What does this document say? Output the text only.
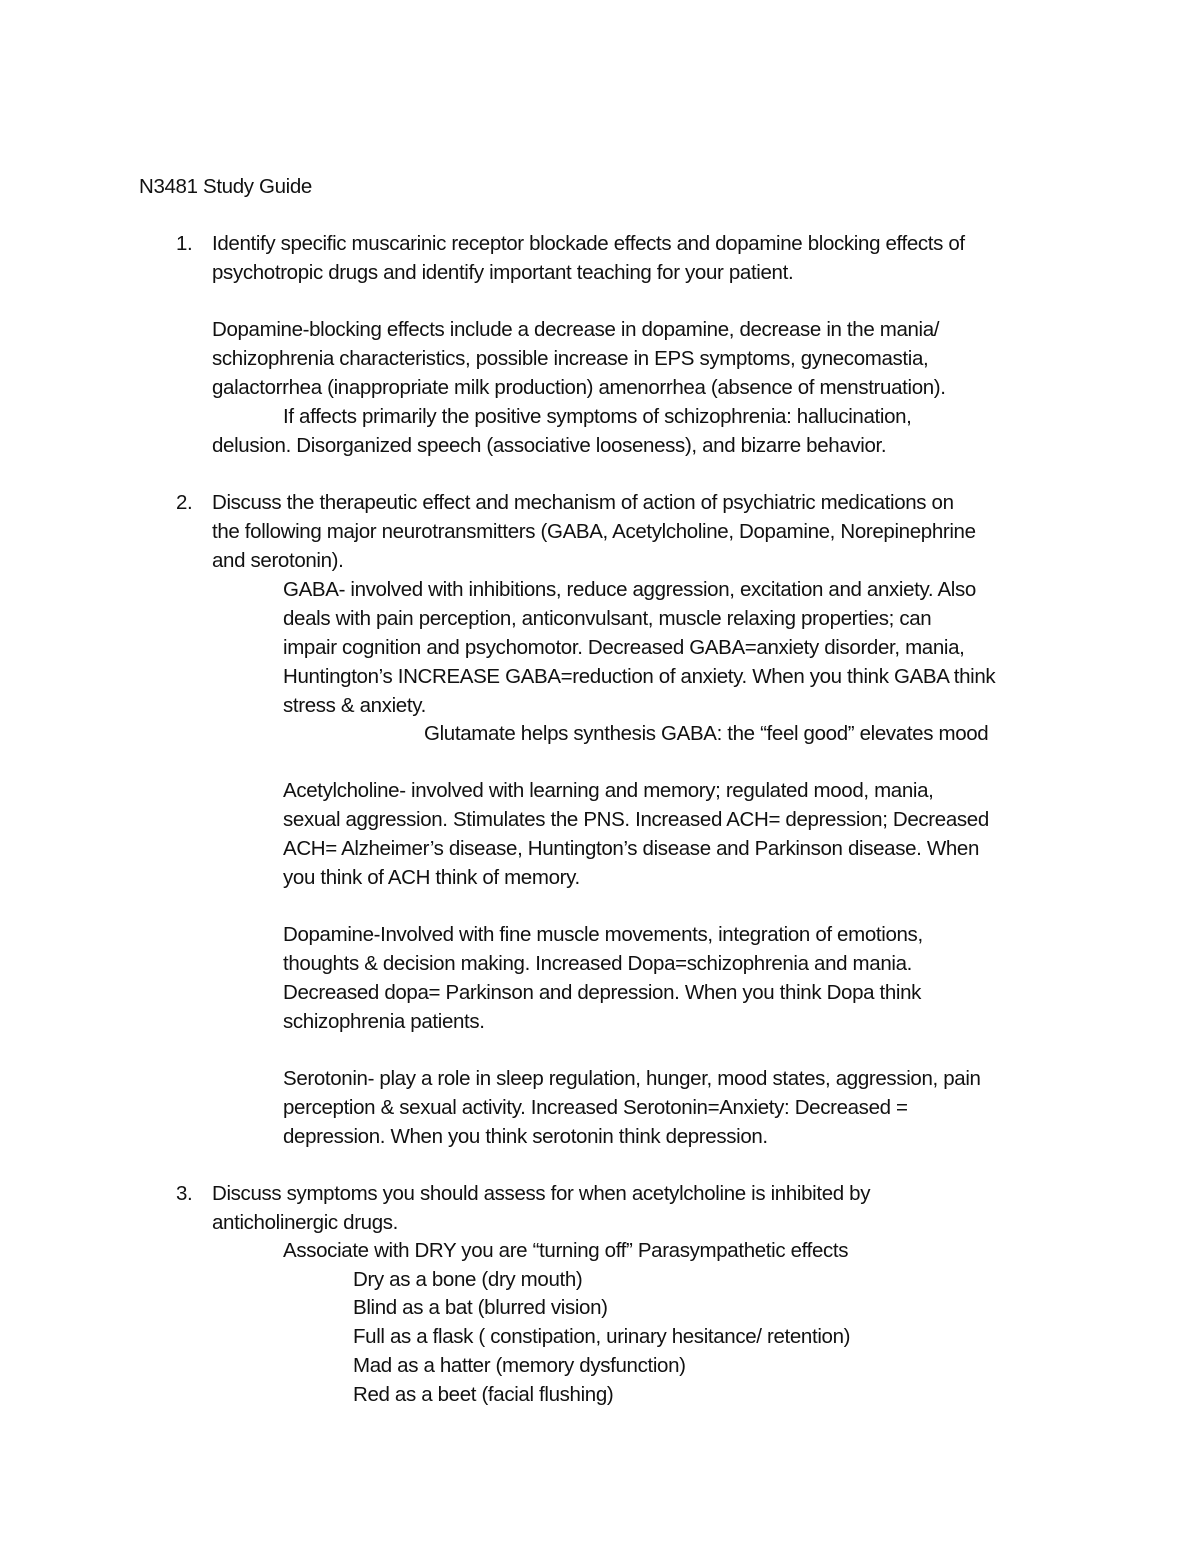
N3481 Study Guide
1. Identify specific muscarinic receptor blockade effects and dopamine blocking effects of
psychotropic drugs and identify important teaching for your patient.
Dopamine-blocking effects include a decrease in dopamine, decrease in the mania/
schizophrenia characteristics, possible increase in EPS symptoms, gynecomastia,
galactorrhea (inappropriate milk production) amenorrhea (absence of menstruation).
If affects primarily the positive symptoms of schizophrenia: hallucination,
delusion. Disorganized speech (associative looseness), and bizarre behavior.
2. Discuss the therapeutic effect and mechanism of action of psychiatric medications on
the following major neurotransmitters (GABA, Acetylcholine, Dopamine, Norepinephrine
and serotonin).
GABA- involved with inhibitions, reduce aggression, excitation and anxiety. Also
deals with pain perception, anticonvulsant, muscle relaxing properties; can
impair cognition and psychomotor. Decreased GABA=anxiety disorder, mania,
Huntington’s INCREASE GABA=reduction of anxiety. When you think GABA think
stress & anxiety.
Glutamate helps synthesis GABA: the “feel good” elevates mood
Acetylcholine- involved with learning and memory; regulated mood, mania,
sexual aggression. Stimulates the PNS. Increased ACH= depression; Decreased
ACH= Alzheimer’s disease, Huntington’s disease and Parkinson disease. When
you think of ACH think of memory.
Dopamine-Involved with fine muscle movements, integration of emotions,
thoughts & decision making. Increased Dopa=schizophrenia and mania.
Decreased dopa= Parkinson and depression. When you think Dopa think
schizophrenia patients.
Serotonin- play a role in sleep regulation, hunger, mood states, aggression, pain
perception & sexual activity. Increased Serotonin=Anxiety: Decreased =
depression. When you think serotonin think depression.
3. Discuss symptoms you should assess for when acetylcholine is inhibited by
anticholinergic drugs.
Associate with DRY you are “turning off” Parasympathetic effects
Dry as a bone (dry mouth)
Blind as a bat (blurred vision)
Full as a flask ( constipation, urinary hesitance/ retention)
Mad as a hatter (memory dysfunction)
Red as a beet (facial flushing)
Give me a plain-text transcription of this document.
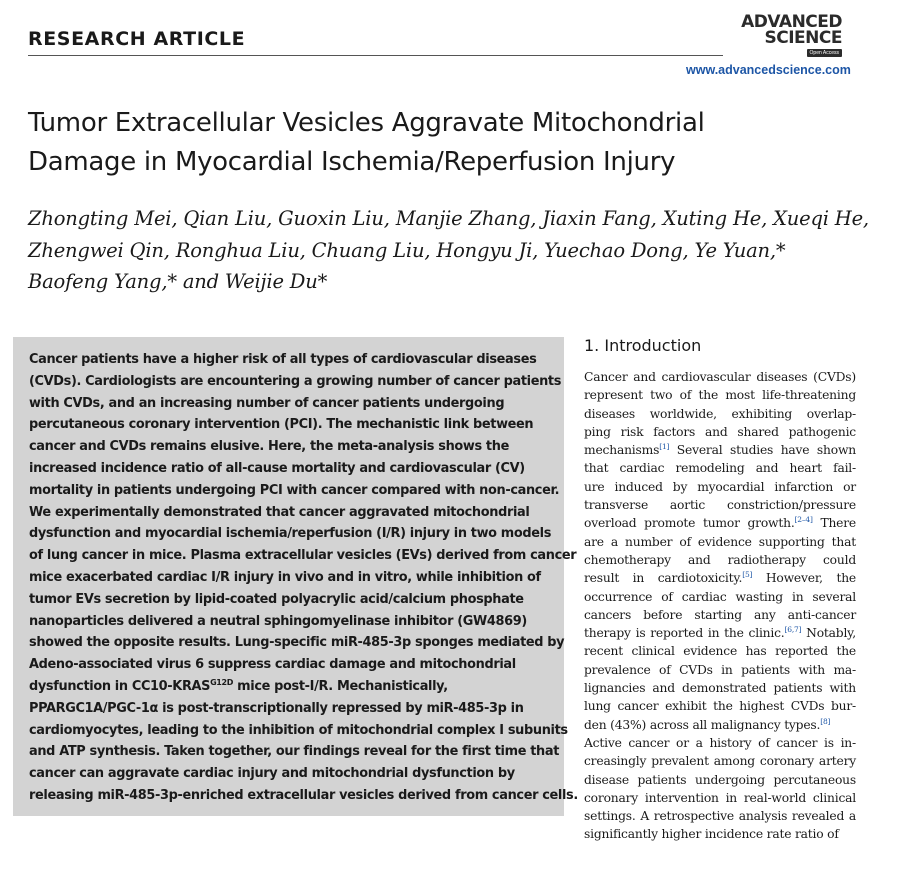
RESEARCH ARTICLE
ADVANCED
SCIENCE
Open Access
www.advancedscience.com
Tumor Extracellular Vesicles Aggravate Mitochondrial
Damage in Myocardial Ischemia/Reperfusion Injury
Zhongting Mei, Qian Liu, Guoxin Liu, Manjie Zhang, Jiaxin Fang, Xuting He, Xueqi He,
Zhengwei Qin, Ronghua Liu, Chuang Liu, Hongyu Ji, Yuechao Dong, Ye Yuan,*
Baofeng Yang,* and Weijie Du*
Cancer patients have a higher risk of all types of cardiovascular diseases
(CVDs). Cardiologists are encountering a growing number of cancer patients
with CVDs, and an increasing number of cancer patients undergoing
percutaneous coronary intervention (PCI). The mechanistic link between
cancer and CVDs remains elusive. Here, the meta-analysis shows the
increased incidence ratio of all-cause mortality and cardiovascular (CV)
mortality in patients undergoing PCI with cancer compared with non-cancer.
We experimentally demonstrated that cancer aggravated mitochondrial
dysfunction and myocardial ischemia/reperfusion (I/R) injury in two models
of lung cancer in mice. Plasma extracellular vesicles (EVs) derived from cancer
mice exacerbated cardiac I/R injury in vivo and in vitro, while inhibition of
tumor EVs secretion by lipid-coated polyacrylic acid/calcium phosphate
nanoparticles delivered a neutral sphingomyelinase inhibitor (GW4869)
showed the opposite results. Lung-specific miR-485-3p sponges mediated by
Adeno-associated virus 6 suppress cardiac damage and mitochondrial
dysfunction in $CC10-KRAS^{G12D}$ mice post-I/R. Mechanistically,
PPARGC1A/PGC-1α is post-transcriptionally repressed by miR-485-3p in
cardiomyocytes, leading to the inhibition of mitochondrial complex I subunits
and ATP synthesis. Taken together, our findings reveal for the first time that
cancer can aggravate cardiac injury and mitochondrial dysfunction by
releasing miR-485-3p-enriched extracellular vesicles derived from cancer cells.
1. Introduction
Cancer and cardiovascular diseases (CVDs)
represent two of the most life-threatening
diseases worldwide, exhibiting overlap-
ping risk factors and shared pathogenic
mechanisms[1] Several studies have shown
that cardiac remodeling and heart fail-
ure induced by myocardial infarction or
transverse aortic constriction/pressure
overload promote tumor growth.[2–4] There
are a number of evidence supporting that
chemotherapy and radiotherapy could
result in cardiotoxicity.[5] However, the
occurrence of cardiac wasting in several
cancers before starting any anti-cancer
therapy is reported in the clinic.[6,7] Notably,
recent clinical evidence has reported the
prevalence of CVDs in patients with ma-
lignancies and demonstrated patients with
lung cancer exhibit the highest CVDs bur-
den (43%) across all malignancy types.[8]
Active cancer or a history of cancer is in-
creasingly prevalent among coronary artery
disease patients undergoing percutaneous
coronary intervention in real-world clinical
settings. A retrospective analysis revealed a
significantly higher incidence rate ratio of
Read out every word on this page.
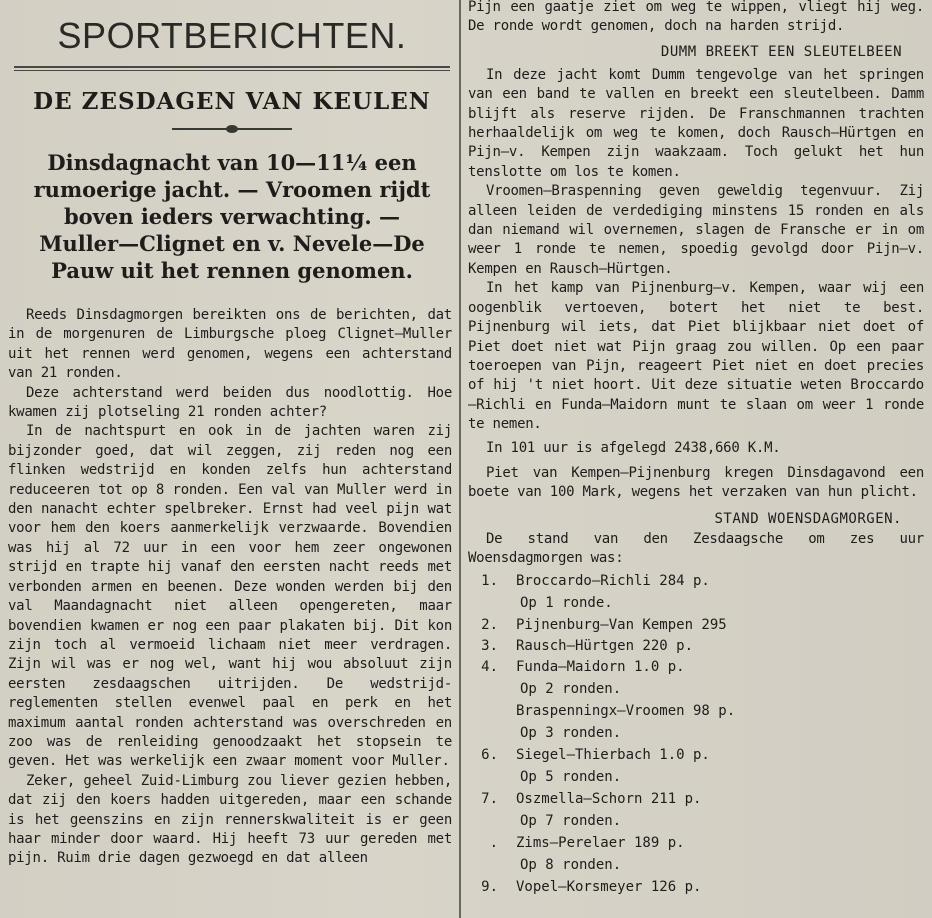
SPORTBERICHTEN.
DE ZESDAGEN VAN KEULEN
Dinsdagnacht van 10—11¼ een rumoerige jacht. — Vroomen rijdt boven ieders verwachting. — Muller—Clignet en v. Nevele—De Pauw uit het rennen genomen.

Reeds Dinsdagmorgen bereikten ons de berichten, dat in de morgenuren de Limburgsche ploeg Clignet—Muller uit het rennen werd genomen, wegens een achterstand van 21 ronden.

Deze achterstand werd beiden dus noodlottig. Hoe kwamen zij plotseling 21 ronden achter?

In de nachtspurt en ook in de jachten waren zij bijzonder goed, dat wil zeggen, zij reden nog een flinken wedstrijd en konden zelfs hun achterstand reduceeren tot op 8 ronden. Een val van Muller werd in den nanacht echter spelbreker. Ernst had veel pijn wat voor hem den koers aanmerkelijk verzwaarde. Bovendien was hij al 72 uur in een voor hem zeer ongewonen strijd en trapte hij vanaf den eersten nacht reeds met verbonden armen en beenen. Deze wonden werden bij den val Maandagnacht niet alleen opengereten, maar bovendien kwamen er nog een paar plakaten bij. Dit kon zijn toch al vermoeid lichaam niet meer verdragen. Zijn wil was er nog wel, want hij wou absoluut zijn eersten zesdaagschen uitrijden. De wedstrijd-reglementen stellen evenwel paal en perk en het maximum aantal ronden achterstand was overschreden en zoo was de renleiding genoodzaakt het stopsein te geven. Het was werkelijk een zwaar moment voor Muller.

Zeker, geheel Zuid-Limburg zou liever gezien hebben, dat zij den koers hadden uitgereden, maar een schande is het geenszins en zijn rennerskwaliteit is er geen haar minder door waard. Hij heeft 73 uur gereden met pijn. Ruim drie dagen gezwoegd en dat alleen

Pijn een gaatje ziet om weg te wippen, vliegt hij weg. De ronde wordt genomen, doch na harden strijd.

DUMM BREEKT EEN SLEUTELBEEN

In deze jacht komt Dumm tengevolge van het springen van een band te vallen en breekt een sleutelbeen. Damm blijft als reserve rijden. De Franschmannen trachten herhaaldelijk om weg te komen, doch Rausch—Hürtgen en Pijn—v. Kempen zijn waakzaam. Toch gelukt het hun tenslotte om los te komen.

Vroomen—Braspenning geven geweldig tegenvuur. Zij alleen leiden de verdediging minstens 15 ronden en als dan niemand wil overnemen, slagen de Fransche er in om weer 1 ronde te nemen, spoedig gevolgd door Pijn—v. Kempen en Rausch—Hürtgen.

In het kamp van Pijnenburg—v. Kempen, waar wij een oogenblik vertoeven, botert het niet te best. Pijnenburg wil iets, dat Piet blijkbaar niet doet of Piet doet niet wat Pijn graag zou willen. Op een paar toeroepen van Pijn, reageert Piet niet en doet precies of hij 't niet hoort. Uit deze situatie weten Broccardo—Richli en Funda—Maidorn munt te slaan om weer 1 ronde te nemen.

In 101 uur is afgelegd 2438,660 K.M.

Piet van Kempen—Pijnenburg kregen Dinsdagavond een boete van 100 Mark, wegens het verzaken van hun plicht.

STAND WOENSDAGMORGEN.

De stand van den Zesdaagsche om zes uur Woensdagmorgen was:

1. Broccardo—Richli 284 p.
Op 1 ronde.
2. Pijnenburg—Van Kempen 295
3. Rausch—Hürtgen 220 p.
4. Funda—Maidorn 1.0 p.
Op 2 ronden.
Braspenningx—Vroomen 98 p.
Op 3 ronden.
6. Siegel—Thierbach 1.0 p.
Op 5 ronden.
7. Oszmella—Schorn 211 p.
Op 7 ronden.
. Zims—Perelaer 189 p.
Op 8 ronden.
9. Vopel—Korsmeyer 126 p.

+ + + + +

Among the entries, how many lines include the word "koers"? Answer with a single number and nothing further.

2